* START MATERIAL *

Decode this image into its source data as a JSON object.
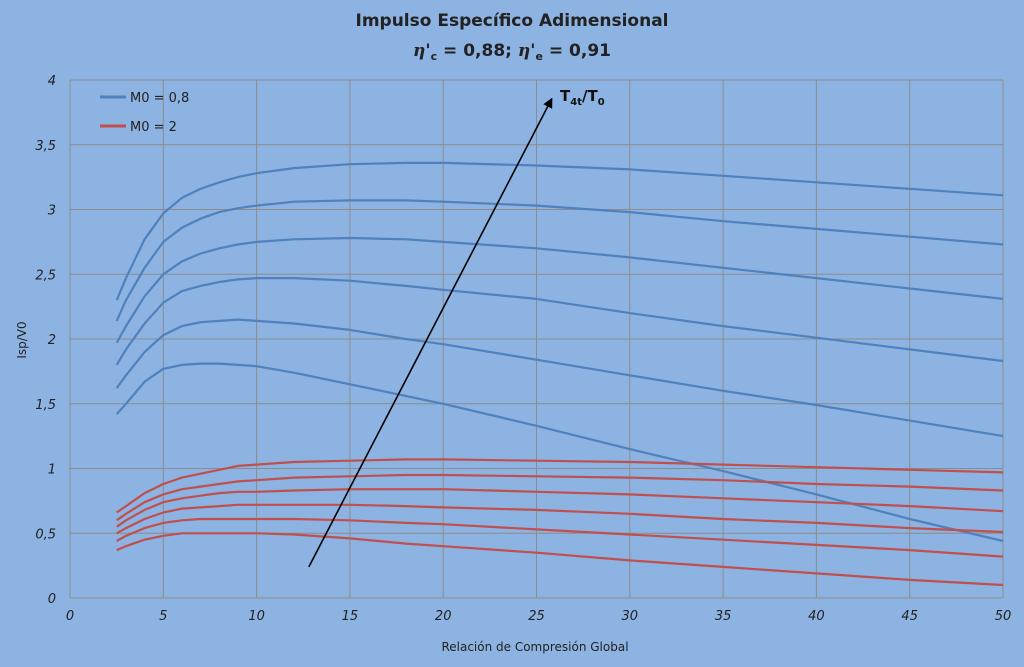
{
  "chart_data": {
    "type": "line",
    "title": "Impulso Específico Adimensional",
    "subtitle": {
      "eta": "η",
      "prime": "'",
      "sub_c": "c",
      "sub_e": "e",
      "eq_c": " = 0,88; ",
      "eq_e": " = 0,91"
    },
    "xlabel": "Relación de Compresión Global",
    "ylabel": "Isp/V0",
    "xlim": [
      0,
      50
    ],
    "ylim": [
      0,
      4
    ],
    "xticks": [
      "0",
      "5",
      "10",
      "15",
      "20",
      "25",
      "30",
      "35",
      "40",
      "45",
      "50"
    ],
    "yticks": [
      "0",
      "0,5",
      "1",
      "1,5",
      "2",
      "2,5",
      "3",
      "3,5",
      "4"
    ],
    "grid": true,
    "legend_position": "top-left",
    "legend": [
      {
        "label": "M0 = 0,8",
        "color": "#4f81bd"
      },
      {
        "label": "M0 = 2",
        "color": "#c0504d"
      }
    ],
    "annotation": {
      "base": "T",
      "sub": "4t",
      "slash": "/T",
      "sub2": "0",
      "from": [
        12.8,
        0.24
      ],
      "to": [
        25.8,
        3.85
      ]
    },
    "x": [
      2.5,
      3,
      4,
      5,
      6,
      7,
      8,
      9,
      10,
      12,
      15,
      18,
      20,
      25,
      30,
      35,
      40,
      45,
      50
    ],
    "series": [
      {
        "group": "M0 = 0,8",
        "color": "#4f81bd",
        "values": [
          1.42,
          1.5,
          1.67,
          1.77,
          1.8,
          1.81,
          1.81,
          1.8,
          1.79,
          1.74,
          1.65,
          1.56,
          1.5,
          1.33,
          1.15,
          0.98,
          0.8,
          0.61,
          0.44
        ]
      },
      {
        "group": "M0 = 0,8",
        "color": "#4f81bd",
        "values": [
          1.62,
          1.72,
          1.9,
          2.03,
          2.1,
          2.13,
          2.14,
          2.15,
          2.14,
          2.12,
          2.07,
          2.0,
          1.96,
          1.84,
          1.72,
          1.6,
          1.49,
          1.37,
          1.25
        ]
      },
      {
        "group": "M0 = 0,8",
        "color": "#4f81bd",
        "values": [
          1.8,
          1.92,
          2.12,
          2.28,
          2.37,
          2.41,
          2.44,
          2.46,
          2.47,
          2.47,
          2.45,
          2.41,
          2.38,
          2.31,
          2.2,
          2.1,
          2.01,
          1.92,
          1.83
        ]
      },
      {
        "group": "M0 = 0,8",
        "color": "#4f81bd",
        "values": [
          1.97,
          2.1,
          2.33,
          2.5,
          2.6,
          2.66,
          2.7,
          2.73,
          2.75,
          2.77,
          2.78,
          2.77,
          2.75,
          2.7,
          2.63,
          2.55,
          2.47,
          2.39,
          2.31
        ]
      },
      {
        "group": "M0 = 0,8",
        "color": "#4f81bd",
        "values": [
          2.14,
          2.3,
          2.55,
          2.75,
          2.86,
          2.93,
          2.98,
          3.01,
          3.03,
          3.06,
          3.07,
          3.07,
          3.06,
          3.03,
          2.98,
          2.91,
          2.85,
          2.79,
          2.73
        ]
      },
      {
        "group": "M0 = 0,8",
        "color": "#4f81bd",
        "values": [
          2.3,
          2.47,
          2.77,
          2.97,
          3.09,
          3.16,
          3.21,
          3.25,
          3.28,
          3.32,
          3.35,
          3.36,
          3.36,
          3.34,
          3.31,
          3.26,
          3.21,
          3.16,
          3.11
        ]
      },
      {
        "group": "M0 = 2",
        "color": "#c0504d",
        "values": [
          0.37,
          0.4,
          0.45,
          0.48,
          0.5,
          0.5,
          0.5,
          0.5,
          0.5,
          0.49,
          0.46,
          0.42,
          0.4,
          0.35,
          0.29,
          0.24,
          0.19,
          0.14,
          0.1
        ]
      },
      {
        "group": "M0 = 2",
        "color": "#c0504d",
        "values": [
          0.44,
          0.48,
          0.54,
          0.58,
          0.6,
          0.61,
          0.61,
          0.61,
          0.61,
          0.61,
          0.6,
          0.58,
          0.57,
          0.53,
          0.49,
          0.45,
          0.41,
          0.37,
          0.32
        ]
      },
      {
        "group": "M0 = 2",
        "color": "#c0504d",
        "values": [
          0.5,
          0.54,
          0.61,
          0.66,
          0.69,
          0.7,
          0.71,
          0.72,
          0.72,
          0.72,
          0.72,
          0.71,
          0.7,
          0.68,
          0.65,
          0.61,
          0.58,
          0.54,
          0.51
        ]
      },
      {
        "group": "M0 = 2",
        "color": "#c0504d",
        "values": [
          0.55,
          0.6,
          0.68,
          0.74,
          0.77,
          0.79,
          0.81,
          0.82,
          0.82,
          0.83,
          0.84,
          0.84,
          0.84,
          0.82,
          0.8,
          0.77,
          0.74,
          0.71,
          0.67
        ]
      },
      {
        "group": "M0 = 2",
        "color": "#c0504d",
        "values": [
          0.6,
          0.65,
          0.74,
          0.8,
          0.84,
          0.86,
          0.88,
          0.9,
          0.91,
          0.93,
          0.94,
          0.95,
          0.95,
          0.94,
          0.93,
          0.91,
          0.88,
          0.86,
          0.83
        ]
      },
      {
        "group": "M0 = 2",
        "color": "#c0504d",
        "values": [
          0.66,
          0.71,
          0.81,
          0.88,
          0.93,
          0.96,
          0.99,
          1.02,
          1.03,
          1.05,
          1.06,
          1.07,
          1.07,
          1.06,
          1.05,
          1.03,
          1.01,
          0.99,
          0.97
        ]
      }
    ]
  }
}
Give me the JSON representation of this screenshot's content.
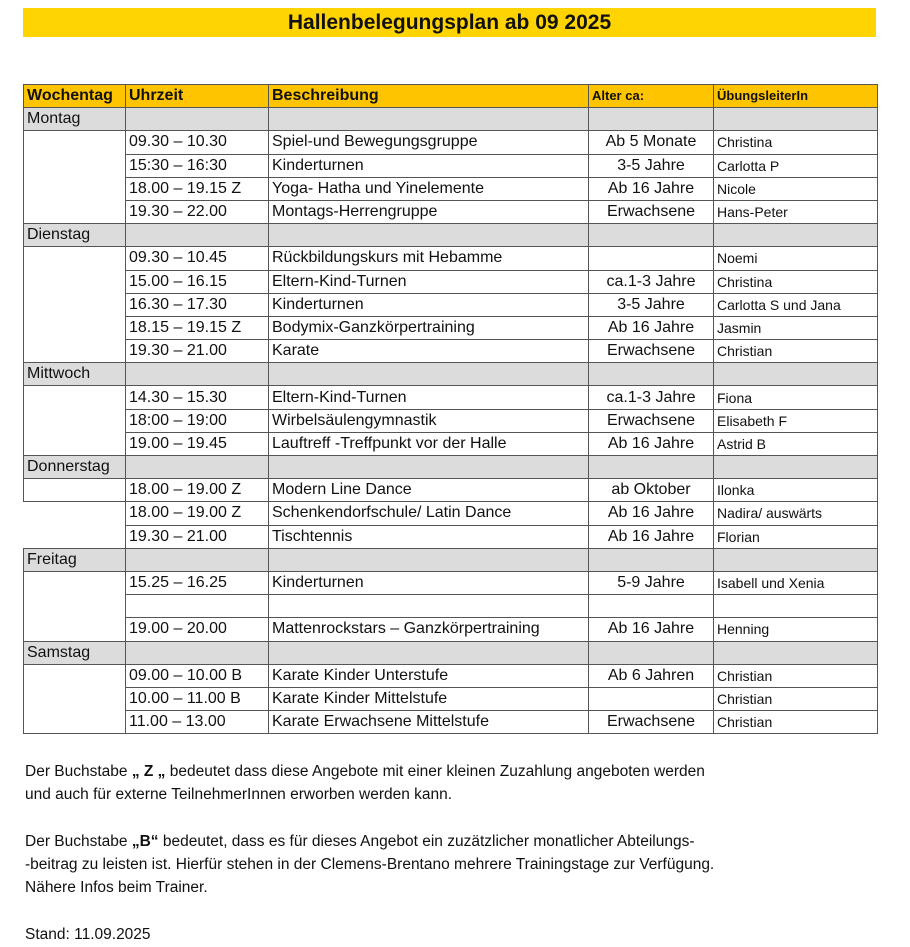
{
  "title": "Hallenbelegungsplan ab 09 2025",
  "headers": [
    "Wochentag",
    "Uhrzeit",
    "Beschreibung",
    "Alter ca:",
    "ÜbungsleiterIn"
  ],
  "days": [
    {
      "name": "Montag",
      "rows": [
        [
          "09.30 – 10.30",
          "Spiel-und Bewegungsgruppe",
          "Ab 5 Monate",
          "Christina"
        ],
        [
          "15:30 – 16:30",
          "Kinderturnen",
          "3-5 Jahre",
          "Carlotta P"
        ],
        [
          "18.00 – 19.15  Z",
          "Yoga- Hatha und Yinelemente",
          "Ab 16 Jahre",
          "Nicole"
        ],
        [
          "19.30 – 22.00",
          "Montags-Herrengruppe",
          "Erwachsene",
          "Hans-Peter"
        ]
      ]
    },
    {
      "name": "Dienstag",
      "rows": [
        [
          "09.30 – 10.45",
          "Rückbildungskurs mit Hebamme",
          "",
          "Noemi"
        ],
        [
          "15.00 – 16.15",
          "Eltern-Kind-Turnen",
          "ca.1-3 Jahre",
          "Christina"
        ],
        [
          "16.30 – 17.30",
          "Kinderturnen",
          "3-5 Jahre",
          "Carlotta S und Jana"
        ],
        [
          "18.15 – 19.15 Z",
          "Bodymix-Ganzkörpertraining",
          "Ab 16 Jahre",
          "Jasmin"
        ],
        [
          "19.30 – 21.00",
          "Karate",
          "Erwachsene",
          "Christian"
        ]
      ]
    },
    {
      "name": "Mittwoch",
      "rows": [
        [
          "14.30 – 15.30",
          "Eltern-Kind-Turnen",
          "ca.1-3 Jahre",
          "Fiona"
        ],
        [
          "18:00 – 19:00",
          "Wirbelsäulengymnastik",
          "Erwachsene",
          "Elisabeth F"
        ],
        [
          "19.00 – 19.45",
          "Lauftreff -Treffpunkt vor der Halle",
          "Ab 16 Jahre",
          "Astrid B"
        ]
      ]
    },
    {
      "name": "Donnerstag",
      "rows": [
        [
          "18.00 – 19.00 Z",
          "Modern Line Dance",
          "ab Oktober",
          "Ilonka"
        ],
        [
          "18.00 – 19.00 Z",
          "Schenkendorfschule/ Latin Dance",
          "Ab 16 Jahre",
          "Nadira/ auswärts"
        ],
        [
          "19.30 – 21.00",
          "Tischtennis",
          "Ab 16 Jahre",
          "Florian"
        ]
      ]
    },
    {
      "name": "Freitag",
      "rows": [
        [
          "15.25 – 16.25",
          "Kinderturnen",
          "5-9 Jahre",
          "Isabell und Xenia"
        ],
        [
          "",
          "",
          "",
          ""
        ],
        [
          "19.00 – 20.00",
          "Mattenrockstars – Ganzkörpertraining",
          "Ab 16 Jahre",
          "Henning"
        ]
      ]
    },
    {
      "name": "Samstag",
      "rows": [
        [
          "09.00 – 10.00 B",
          "Karate Kinder Unterstufe",
          "Ab 6 Jahren",
          "Christian"
        ],
        [
          "10.00 – 11.00 B",
          "Karate Kinder Mittelstufe",
          "",
          "Christian"
        ],
        [
          "11.00 – 13.00",
          "Karate Erwachsene Mittelstufe",
          "Erwachsene",
          "Christian"
        ]
      ]
    }
  ],
  "notes": {
    "z_line1_pre": "Der Buchstabe ",
    "z_letter": "„ Z „",
    "z_line1_post": " bedeutet dass diese Angebote mit einer kleinen Zuzahlung angeboten werden",
    "z_line2": "und auch für externe TeilnehmerInnen erworben werden kann.",
    "b_line1_pre": "Der Buchstabe ",
    "b_letter": "„B“",
    "b_line1_post": " bedeutet, dass es für dieses Angebot ein zuzätzlicher monatlicher Abteilungs-",
    "b_line2": "-beitrag zu leisten ist. Hierfür stehen in der Clemens-Brentano mehrere Trainingstage zur Verfügung.",
    "b_line3": "Nähere Infos beim Trainer.",
    "stand": "Stand: 11.09.2025"
  },
  "colors": {
    "title_bg": "#FFD400",
    "header_bg": "#FFC400",
    "day_row_bg": "#DCDCDC"
  }
}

* END MATERIAL *

REQUEST » Find the string "Ganzkörpertraining" in the records, then copy each line where it occurs.

RESULT FOR THIS EXERCISE »
          "Bodymix-Ganzkörpertraining",
          "Mattenrockstars – Ganzkörpertraining",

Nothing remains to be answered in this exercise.